# WHAT IS NEEDED:
Reproduce the listing below exactly. Pictures do not belong in the copy.
++++ INFORMATION GIVEN
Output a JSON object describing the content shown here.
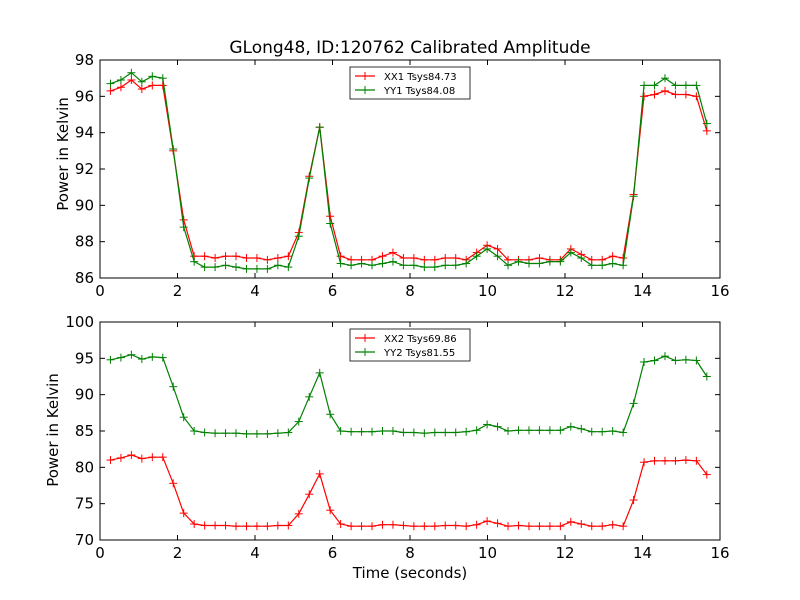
{
  "chart_data": [
    {
      "type": "line",
      "title": "GLong48, ID:120762 Calibrated Amplitude",
      "xlabel": "",
      "ylabel": "Power in Kelvin",
      "xlim": [
        0,
        16
      ],
      "ylim": [
        86,
        98
      ],
      "xticks": [
        0,
        2,
        4,
        6,
        8,
        10,
        12,
        14,
        16
      ],
      "yticks": [
        86,
        88,
        90,
        92,
        94,
        96,
        98
      ],
      "grid": false,
      "legend": "top-center",
      "x": [
        0.27,
        0.54,
        0.81,
        1.08,
        1.35,
        1.62,
        1.89,
        2.16,
        2.43,
        2.7,
        2.97,
        3.24,
        3.51,
        3.78,
        4.05,
        4.32,
        4.59,
        4.86,
        5.13,
        5.4,
        5.67,
        5.94,
        6.21,
        6.48,
        6.75,
        7.02,
        7.29,
        7.56,
        7.83,
        8.1,
        8.37,
        8.64,
        8.91,
        9.18,
        9.45,
        9.72,
        9.99,
        10.26,
        10.53,
        10.8,
        11.07,
        11.34,
        11.61,
        11.88,
        12.15,
        12.42,
        12.69,
        12.96,
        13.23,
        13.5,
        13.77,
        14.04,
        14.31,
        14.58,
        14.85,
        15.12,
        15.39,
        15.66
      ],
      "series": [
        {
          "name": "XX1 Tsys84.73",
          "color": "#ff0000",
          "values": [
            96.3,
            96.5,
            96.9,
            96.4,
            96.6,
            96.6,
            93.0,
            89.2,
            87.2,
            87.2,
            87.1,
            87.2,
            87.2,
            87.1,
            87.1,
            87.0,
            87.1,
            87.2,
            88.5,
            91.6,
            94.3,
            89.4,
            87.2,
            87.0,
            87.0,
            87.0,
            87.2,
            87.4,
            87.1,
            87.1,
            87.0,
            87.0,
            87.1,
            87.1,
            87.0,
            87.4,
            87.8,
            87.6,
            87.0,
            87.0,
            87.0,
            87.1,
            87.0,
            87.0,
            87.6,
            87.3,
            87.0,
            87.0,
            87.2,
            87.1,
            90.6,
            96.0,
            96.1,
            96.3,
            96.1,
            96.1,
            96.0,
            94.1
          ]
        },
        {
          "name": "YY1 Tsys84.08",
          "color": "#008000",
          "values": [
            96.7,
            96.9,
            97.3,
            96.8,
            97.1,
            97.0,
            93.1,
            88.8,
            86.9,
            86.6,
            86.6,
            86.7,
            86.6,
            86.5,
            86.5,
            86.5,
            86.7,
            86.6,
            88.3,
            91.5,
            94.3,
            89.0,
            86.8,
            86.7,
            86.8,
            86.7,
            86.8,
            86.9,
            86.7,
            86.7,
            86.6,
            86.6,
            86.7,
            86.7,
            86.8,
            87.2,
            87.6,
            87.2,
            86.7,
            86.9,
            86.8,
            86.8,
            86.9,
            86.9,
            87.4,
            87.1,
            86.7,
            86.7,
            86.8,
            86.7,
            90.5,
            96.6,
            96.6,
            97.0,
            96.6,
            96.6,
            96.6,
            94.5
          ]
        }
      ]
    },
    {
      "type": "line",
      "title": "",
      "xlabel": "Time (seconds)",
      "ylabel": "Power in Kelvin",
      "xlim": [
        0,
        16
      ],
      "ylim": [
        70,
        100
      ],
      "xticks": [
        0,
        2,
        4,
        6,
        8,
        10,
        12,
        14,
        16
      ],
      "yticks": [
        70,
        75,
        80,
        85,
        90,
        95,
        100
      ],
      "grid": false,
      "legend": "top-center",
      "x": [
        0.27,
        0.54,
        0.81,
        1.08,
        1.35,
        1.62,
        1.89,
        2.16,
        2.43,
        2.7,
        2.97,
        3.24,
        3.51,
        3.78,
        4.05,
        4.32,
        4.59,
        4.86,
        5.13,
        5.4,
        5.67,
        5.94,
        6.21,
        6.48,
        6.75,
        7.02,
        7.29,
        7.56,
        7.83,
        8.1,
        8.37,
        8.64,
        8.91,
        9.18,
        9.45,
        9.72,
        9.99,
        10.26,
        10.53,
        10.8,
        11.07,
        11.34,
        11.61,
        11.88,
        12.15,
        12.42,
        12.69,
        12.96,
        13.23,
        13.5,
        13.77,
        14.04,
        14.31,
        14.58,
        14.85,
        15.12,
        15.39,
        15.66
      ],
      "series": [
        {
          "name": "XX2 Tsys69.86",
          "color": "#ff0000",
          "values": [
            81.0,
            81.3,
            81.7,
            81.2,
            81.4,
            81.4,
            77.8,
            73.7,
            72.2,
            72.0,
            72.0,
            72.0,
            71.9,
            71.9,
            71.9,
            71.9,
            72.0,
            72.0,
            73.6,
            76.3,
            79.1,
            74.1,
            72.2,
            71.9,
            71.9,
            71.9,
            72.1,
            72.1,
            72.0,
            71.9,
            71.9,
            71.9,
            72.0,
            72.0,
            71.9,
            72.1,
            72.6,
            72.3,
            71.9,
            72.0,
            71.9,
            71.9,
            71.9,
            71.9,
            72.5,
            72.2,
            71.9,
            71.9,
            72.1,
            71.9,
            75.5,
            80.7,
            80.9,
            80.9,
            80.9,
            81.0,
            80.9,
            79.0
          ]
        },
        {
          "name": "YY2 Tsys81.55",
          "color": "#008000",
          "values": [
            94.8,
            95.1,
            95.5,
            94.9,
            95.2,
            95.1,
            91.1,
            86.9,
            85.0,
            84.8,
            84.7,
            84.7,
            84.7,
            84.6,
            84.6,
            84.6,
            84.7,
            84.8,
            86.3,
            89.7,
            93.0,
            87.3,
            85.0,
            84.9,
            84.9,
            84.9,
            85.0,
            85.0,
            84.8,
            84.8,
            84.7,
            84.8,
            84.8,
            84.8,
            84.9,
            85.1,
            85.9,
            85.6,
            85.0,
            85.1,
            85.1,
            85.1,
            85.1,
            85.1,
            85.6,
            85.3,
            84.9,
            84.9,
            85.0,
            84.8,
            88.8,
            94.5,
            94.7,
            95.3,
            94.7,
            94.8,
            94.7,
            92.5
          ]
        }
      ]
    }
  ]
}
++++++++
# EXERCISE OUTPUT:
Output a JSON object describing the content shown here.
{
  "chart_data": [
    {
      "type": "line",
      "title": "GLong48, ID:120762 Calibrated Amplitude",
      "xlabel": "",
      "ylabel": "Power in Kelvin",
      "xlim": [
        0,
        16
      ],
      "ylim": [
        86,
        98
      ],
      "xticks": [
        0,
        2,
        4,
        6,
        8,
        10,
        12,
        14,
        16
      ],
      "yticks": [
        86,
        88,
        90,
        92,
        94,
        96,
        98
      ],
      "grid": false,
      "legend": "top-center",
      "x": [
        0.27,
        0.54,
        0.81,
        1.08,
        1.35,
        1.62,
        1.89,
        2.16,
        2.43,
        2.7,
        2.97,
        3.24,
        3.51,
        3.78,
        4.05,
        4.32,
        4.59,
        4.86,
        5.13,
        5.4,
        5.67,
        5.94,
        6.21,
        6.48,
        6.75,
        7.02,
        7.29,
        7.56,
        7.83,
        8.1,
        8.37,
        8.64,
        8.91,
        9.18,
        9.45,
        9.72,
        9.99,
        10.26,
        10.53,
        10.8,
        11.07,
        11.34,
        11.61,
        11.88,
        12.15,
        12.42,
        12.69,
        12.96,
        13.23,
        13.5,
        13.77,
        14.04,
        14.31,
        14.58,
        14.85,
        15.12,
        15.39,
        15.66
      ],
      "series": [
        {
          "name": "XX1 Tsys84.73",
          "color": "#ff0000",
          "values": [
            96.3,
            96.5,
            96.9,
            96.4,
            96.6,
            96.6,
            93.0,
            89.2,
            87.2,
            87.2,
            87.1,
            87.2,
            87.2,
            87.1,
            87.1,
            87.0,
            87.1,
            87.2,
            88.5,
            91.6,
            94.3,
            89.4,
            87.2,
            87.0,
            87.0,
            87.0,
            87.2,
            87.4,
            87.1,
            87.1,
            87.0,
            87.0,
            87.1,
            87.1,
            87.0,
            87.4,
            87.8,
            87.6,
            87.0,
            87.0,
            87.0,
            87.1,
            87.0,
            87.0,
            87.6,
            87.3,
            87.0,
            87.0,
            87.2,
            87.1,
            90.6,
            96.0,
            96.1,
            96.3,
            96.1,
            96.1,
            96.0,
            94.1
          ]
        },
        {
          "name": "YY1 Tsys84.08",
          "color": "#008000",
          "values": [
            96.7,
            96.9,
            97.3,
            96.8,
            97.1,
            97.0,
            93.1,
            88.8,
            86.9,
            86.6,
            86.6,
            86.7,
            86.6,
            86.5,
            86.5,
            86.5,
            86.7,
            86.6,
            88.3,
            91.5,
            94.3,
            89.0,
            86.8,
            86.7,
            86.8,
            86.7,
            86.8,
            86.9,
            86.7,
            86.7,
            86.6,
            86.6,
            86.7,
            86.7,
            86.8,
            87.2,
            87.6,
            87.2,
            86.7,
            86.9,
            86.8,
            86.8,
            86.9,
            86.9,
            87.4,
            87.1,
            86.7,
            86.7,
            86.8,
            86.7,
            90.5,
            96.6,
            96.6,
            97.0,
            96.6,
            96.6,
            96.6,
            94.5
          ]
        }
      ]
    },
    {
      "type": "line",
      "title": "",
      "xlabel": "Time (seconds)",
      "ylabel": "Power in Kelvin",
      "xlim": [
        0,
        16
      ],
      "ylim": [
        70,
        100
      ],
      "xticks": [
        0,
        2,
        4,
        6,
        8,
        10,
        12,
        14,
        16
      ],
      "yticks": [
        70,
        75,
        80,
        85,
        90,
        95,
        100
      ],
      "grid": false,
      "legend": "top-center",
      "x": [
        0.27,
        0.54,
        0.81,
        1.08,
        1.35,
        1.62,
        1.89,
        2.16,
        2.43,
        2.7,
        2.97,
        3.24,
        3.51,
        3.78,
        4.05,
        4.32,
        4.59,
        4.86,
        5.13,
        5.4,
        5.67,
        5.94,
        6.21,
        6.48,
        6.75,
        7.02,
        7.29,
        7.56,
        7.83,
        8.1,
        8.37,
        8.64,
        8.91,
        9.18,
        9.45,
        9.72,
        9.99,
        10.26,
        10.53,
        10.8,
        11.07,
        11.34,
        11.61,
        11.88,
        12.15,
        12.42,
        12.69,
        12.96,
        13.23,
        13.5,
        13.77,
        14.04,
        14.31,
        14.58,
        14.85,
        15.12,
        15.39,
        15.66
      ],
      "series": [
        {
          "name": "XX2 Tsys69.86",
          "color": "#ff0000",
          "values": [
            81.0,
            81.3,
            81.7,
            81.2,
            81.4,
            81.4,
            77.8,
            73.7,
            72.2,
            72.0,
            72.0,
            72.0,
            71.9,
            71.9,
            71.9,
            71.9,
            72.0,
            72.0,
            73.6,
            76.3,
            79.1,
            74.1,
            72.2,
            71.9,
            71.9,
            71.9,
            72.1,
            72.1,
            72.0,
            71.9,
            71.9,
            71.9,
            72.0,
            72.0,
            71.9,
            72.1,
            72.6,
            72.3,
            71.9,
            72.0,
            71.9,
            71.9,
            71.9,
            71.9,
            72.5,
            72.2,
            71.9,
            71.9,
            72.1,
            71.9,
            75.5,
            80.7,
            80.9,
            80.9,
            80.9,
            81.0,
            80.9,
            79.0
          ]
        },
        {
          "name": "YY2 Tsys81.55",
          "color": "#008000",
          "values": [
            94.8,
            95.1,
            95.5,
            94.9,
            95.2,
            95.1,
            91.1,
            86.9,
            85.0,
            84.8,
            84.7,
            84.7,
            84.7,
            84.6,
            84.6,
            84.6,
            84.7,
            84.8,
            86.3,
            89.7,
            93.0,
            87.3,
            85.0,
            84.9,
            84.9,
            84.9,
            85.0,
            85.0,
            84.8,
            84.8,
            84.7,
            84.8,
            84.8,
            84.8,
            84.9,
            85.1,
            85.9,
            85.6,
            85.0,
            85.1,
            85.1,
            85.1,
            85.1,
            85.1,
            85.6,
            85.3,
            84.9,
            84.9,
            85.0,
            84.8,
            88.8,
            94.5,
            94.7,
            95.3,
            94.7,
            94.8,
            94.7,
            92.5
          ]
        }
      ]
    }
  ]
}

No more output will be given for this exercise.